▶ **Requirements**
Repeat the entire listing exactly.
┌──
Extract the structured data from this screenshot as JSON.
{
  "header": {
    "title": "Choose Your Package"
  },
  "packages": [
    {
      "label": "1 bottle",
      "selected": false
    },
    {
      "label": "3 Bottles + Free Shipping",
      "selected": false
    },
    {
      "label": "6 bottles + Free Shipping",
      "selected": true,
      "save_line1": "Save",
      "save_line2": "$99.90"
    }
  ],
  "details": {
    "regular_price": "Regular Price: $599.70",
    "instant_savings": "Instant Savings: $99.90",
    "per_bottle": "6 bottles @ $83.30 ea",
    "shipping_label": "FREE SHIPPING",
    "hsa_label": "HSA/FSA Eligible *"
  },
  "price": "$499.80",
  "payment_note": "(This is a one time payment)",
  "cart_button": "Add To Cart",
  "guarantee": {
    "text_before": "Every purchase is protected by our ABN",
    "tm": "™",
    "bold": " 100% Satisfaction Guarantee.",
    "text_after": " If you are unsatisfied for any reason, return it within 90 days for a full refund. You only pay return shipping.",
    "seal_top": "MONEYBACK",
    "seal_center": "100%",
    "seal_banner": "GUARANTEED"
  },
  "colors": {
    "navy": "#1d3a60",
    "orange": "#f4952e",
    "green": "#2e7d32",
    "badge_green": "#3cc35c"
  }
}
└──
▶ **Answer to the task**
Extract the structured data from this screenshot as JSON.
{
  "header": {
    "title": "Choose Your Package"
  },
  "packages": [
    {
      "label": "1 bottle",
      "selected": false
    },
    {
      "label": "3 Bottles + Free Shipping",
      "selected": false
    },
    {
      "label": "6 bottles + Free Shipping",
      "selected": true,
      "save_line1": "Save",
      "save_line2": "$99.90"
    }
  ],
  "details": {
    "regular_price": "Regular Price: $599.70",
    "instant_savings": "Instant Savings: $99.90",
    "per_bottle": "6 bottles @ $83.30 ea",
    "shipping_label": "FREE SHIPPING",
    "hsa_label": "HSA/FSA Eligible *"
  },
  "price": "$499.80",
  "payment_note": "(This is a one time payment)",
  "cart_button": "Add To Cart",
  "guarantee": {
    "text_before": "Every purchase is protected by our ABN",
    "tm": "™",
    "bold": " 100% Satisfaction Guarantee.",
    "text_after": " If you are unsatisfied for any reason, return it within 90 days for a full refund. You only pay return shipping.",
    "seal_top": "MONEYBACK",
    "seal_center": "100%",
    "seal_banner": "GUARANTEED"
  },
  "colors": {
    "navy": "#1d3a60",
    "orange": "#f4952e",
    "green": "#2e7d32",
    "badge_green": "#3cc35c"
  }
}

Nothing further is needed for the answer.